_Records_:
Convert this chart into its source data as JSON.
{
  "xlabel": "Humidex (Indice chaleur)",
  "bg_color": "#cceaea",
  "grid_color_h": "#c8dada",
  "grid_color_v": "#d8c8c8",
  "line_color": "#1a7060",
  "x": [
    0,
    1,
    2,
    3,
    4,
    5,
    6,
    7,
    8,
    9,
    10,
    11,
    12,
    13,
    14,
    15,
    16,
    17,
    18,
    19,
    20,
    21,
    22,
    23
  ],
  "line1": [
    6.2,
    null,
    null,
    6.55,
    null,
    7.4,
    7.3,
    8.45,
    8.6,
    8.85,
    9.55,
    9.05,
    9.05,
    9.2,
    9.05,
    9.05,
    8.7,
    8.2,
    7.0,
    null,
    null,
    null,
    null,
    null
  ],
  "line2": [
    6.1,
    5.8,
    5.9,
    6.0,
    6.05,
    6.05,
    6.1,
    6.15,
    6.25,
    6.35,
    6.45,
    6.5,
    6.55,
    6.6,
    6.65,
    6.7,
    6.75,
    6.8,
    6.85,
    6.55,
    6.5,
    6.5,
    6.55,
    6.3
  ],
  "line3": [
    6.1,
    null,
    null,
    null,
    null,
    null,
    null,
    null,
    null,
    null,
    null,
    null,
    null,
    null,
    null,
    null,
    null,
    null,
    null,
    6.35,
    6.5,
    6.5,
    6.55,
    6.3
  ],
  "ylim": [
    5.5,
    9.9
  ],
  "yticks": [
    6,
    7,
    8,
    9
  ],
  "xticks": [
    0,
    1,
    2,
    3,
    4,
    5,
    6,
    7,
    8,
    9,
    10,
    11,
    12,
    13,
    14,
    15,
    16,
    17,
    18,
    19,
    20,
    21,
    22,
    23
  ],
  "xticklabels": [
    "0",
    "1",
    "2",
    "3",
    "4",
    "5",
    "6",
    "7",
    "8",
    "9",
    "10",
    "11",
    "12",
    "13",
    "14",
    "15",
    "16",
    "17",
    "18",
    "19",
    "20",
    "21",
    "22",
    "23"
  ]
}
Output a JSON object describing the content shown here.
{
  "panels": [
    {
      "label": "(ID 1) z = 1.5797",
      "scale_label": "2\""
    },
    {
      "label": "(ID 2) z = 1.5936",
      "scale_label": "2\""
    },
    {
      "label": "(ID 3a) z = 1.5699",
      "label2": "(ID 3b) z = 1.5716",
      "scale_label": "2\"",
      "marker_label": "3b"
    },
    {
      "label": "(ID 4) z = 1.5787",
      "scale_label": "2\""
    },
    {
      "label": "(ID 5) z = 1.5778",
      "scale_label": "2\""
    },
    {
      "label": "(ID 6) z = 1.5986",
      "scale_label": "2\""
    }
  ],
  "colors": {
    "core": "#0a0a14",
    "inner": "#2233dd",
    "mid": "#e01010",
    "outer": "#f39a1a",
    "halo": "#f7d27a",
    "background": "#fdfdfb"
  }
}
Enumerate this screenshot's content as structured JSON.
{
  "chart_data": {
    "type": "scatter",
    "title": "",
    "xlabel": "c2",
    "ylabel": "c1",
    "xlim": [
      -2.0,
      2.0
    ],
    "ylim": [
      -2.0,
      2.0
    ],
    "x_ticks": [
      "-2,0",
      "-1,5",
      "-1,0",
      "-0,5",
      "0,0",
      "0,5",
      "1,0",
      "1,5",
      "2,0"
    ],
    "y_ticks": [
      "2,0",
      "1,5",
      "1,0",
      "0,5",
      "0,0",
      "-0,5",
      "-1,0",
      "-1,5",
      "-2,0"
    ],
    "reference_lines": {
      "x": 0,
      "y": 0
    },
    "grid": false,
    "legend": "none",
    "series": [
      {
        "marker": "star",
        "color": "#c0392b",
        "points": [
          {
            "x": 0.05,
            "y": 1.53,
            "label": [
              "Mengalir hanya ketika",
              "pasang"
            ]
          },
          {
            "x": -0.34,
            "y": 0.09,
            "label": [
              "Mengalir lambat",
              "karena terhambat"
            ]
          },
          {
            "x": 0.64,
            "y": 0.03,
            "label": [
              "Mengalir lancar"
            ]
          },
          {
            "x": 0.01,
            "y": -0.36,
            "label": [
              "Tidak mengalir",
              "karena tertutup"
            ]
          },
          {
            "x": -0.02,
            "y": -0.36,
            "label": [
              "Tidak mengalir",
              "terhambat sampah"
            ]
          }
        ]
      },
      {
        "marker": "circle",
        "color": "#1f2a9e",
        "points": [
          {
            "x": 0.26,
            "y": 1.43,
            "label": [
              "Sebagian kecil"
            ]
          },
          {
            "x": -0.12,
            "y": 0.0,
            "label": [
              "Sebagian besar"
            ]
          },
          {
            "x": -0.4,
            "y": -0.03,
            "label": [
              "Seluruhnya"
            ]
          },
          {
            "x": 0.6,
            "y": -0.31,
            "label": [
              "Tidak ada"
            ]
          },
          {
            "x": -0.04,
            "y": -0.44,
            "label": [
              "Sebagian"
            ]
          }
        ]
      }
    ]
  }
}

_Challenge_: Word for word, restate all of the data shown above.

_Full output_:
Convert this chart into its source data as JSON.
{
  "xlabel": "Humidex (Indice chaleur)",
  "bg_color": "#cceaea",
  "grid_color_h": "#c8dada",
  "grid_color_v": "#d8c8c8",
  "line_color": "#1a7060",
  "x": [
    0,
    1,
    2,
    3,
    4,
    5,
    6,
    7,
    8,
    9,
    10,
    11,
    12,
    13,
    14,
    15,
    16,
    17,
    18,
    19,
    20,
    21,
    22,
    23
  ],
  "line1": [
    6.2,
    null,
    null,
    6.55,
    null,
    7.4,
    7.3,
    8.45,
    8.6,
    8.85,
    9.55,
    9.05,
    9.05,
    9.2,
    9.05,
    9.05,
    8.7,
    8.2,
    7.0,
    null,
    null,
    null,
    null,
    null
  ],
  "line2": [
    6.1,
    5.8,
    5.9,
    6.0,
    6.05,
    6.05,
    6.1,
    6.15,
    6.25,
    6.35,
    6.45,
    6.5,
    6.55,
    6.6,
    6.65,
    6.7,
    6.75,
    6.8,
    6.85,
    6.55,
    6.5,
    6.5,
    6.55,
    6.3
  ],
  "line3": [
    6.1,
    null,
    null,
    null,
    null,
    null,
    null,
    null,
    null,
    null,
    null,
    null,
    null,
    null,
    null,
    null,
    null,
    null,
    null,
    6.35,
    6.5,
    6.5,
    6.55,
    6.3
  ],
  "ylim": [
    5.5,
    9.9
  ],
  "yticks": [
    6,
    7,
    8,
    9
  ],
  "xticks": [
    0,
    1,
    2,
    3,
    4,
    5,
    6,
    7,
    8,
    9,
    10,
    11,
    12,
    13,
    14,
    15,
    16,
    17,
    18,
    19,
    20,
    21,
    22,
    23
  ],
  "xticklabels": [
    "0",
    "1",
    "2",
    "3",
    "4",
    "5",
    "6",
    "7",
    "8",
    "9",
    "10",
    "11",
    "12",
    "13",
    "14",
    "15",
    "16",
    "17",
    "18",
    "19",
    "20",
    "21",
    "22",
    "23"
  ]
}
Output a JSON object describing the content shown here.
{
  "panels": [
    {
      "label": "(ID 1) z = 1.5797",
      "scale_label": "2\""
    },
    {
      "label": "(ID 2) z = 1.5936",
      "scale_label": "2\""
    },
    {
      "label": "(ID 3a) z = 1.5699",
      "label2": "(ID 3b) z = 1.5716",
      "scale_label": "2\"",
      "marker_label": "3b"
    },
    {
      "label": "(ID 4) z = 1.5787",
      "scale_label": "2\""
    },
    {
      "label": "(ID 5) z = 1.5778",
      "scale_label": "2\""
    },
    {
      "label": "(ID 6) z = 1.5986",
      "scale_label": "2\""
    }
  ],
  "colors": {
    "core": "#0a0a14",
    "inner": "#2233dd",
    "mid": "#e01010",
    "outer": "#f39a1a",
    "halo": "#f7d27a",
    "background": "#fdfdfb"
  }
}
Enumerate this screenshot's content as structured JSON.
{
  "chart_data": {
    "type": "scatter",
    "title": "",
    "xlabel": "c2",
    "ylabel": "c1",
    "xlim": [
      -2.0,
      2.0
    ],
    "ylim": [
      -2.0,
      2.0
    ],
    "x_ticks": [
      "-2,0",
      "-1,5",
      "-1,0",
      "-0,5",
      "0,0",
      "0,5",
      "1,0",
      "1,5",
      "2,0"
    ],
    "y_ticks": [
      "2,0",
      "1,5",
      "1,0",
      "0,5",
      "0,0",
      "-0,5",
      "-1,0",
      "-1,5",
      "-2,0"
    ],
    "reference_lines": {
      "x": 0,
      "y": 0
    },
    "grid": false,
    "legend": "none",
    "series": [
      {
        "marker": "star",
        "color": "#c0392b",
        "points": [
          {
            "x": 0.05,
            "y": 1.53,
            "label": [
              "Mengalir hanya ketika",
              "pasang"
            ]
          },
          {
            "x": -0.34,
            "y": 0.09,
            "label": [
              "Mengalir lambat",
              "karena terhambat"
            ]
          },
          {
            "x": 0.64,
            "y": 0.03,
            "label": [
              "Mengalir lancar"
            ]
          },
          {
            "x": 0.01,
            "y": -0.36,
            "label": [
              "Tidak mengalir",
              "karena tertutup"
            ]
          },
          {
            "x": -0.02,
            "y": -0.36,
            "label": [
              "Tidak mengalir",
              "terhambat sampah"
            ]
          }
        ]
      },
      {
        "marker": "circle",
        "color": "#1f2a9e",
        "points": [
          {
            "x": 0.26,
            "y": 1.43,
            "label": [
              "Sebagian kecil"
            ]
          },
          {
            "x": -0.12,
            "y": 0.0,
            "label": [
              "Sebagian besar"
            ]
          },
          {
            "x": -0.4,
            "y": -0.03,
            "label": [
              "Seluruhnya"
            ]
          },
          {
            "x": 0.6,
            "y": -0.31,
            "label": [
              "Tidak ada"
            ]
          },
          {
            "x": -0.04,
            "y": -0.44,
            "label": [
              "Sebagian"
            ]
          }
        ]
      }
    ]
  }
}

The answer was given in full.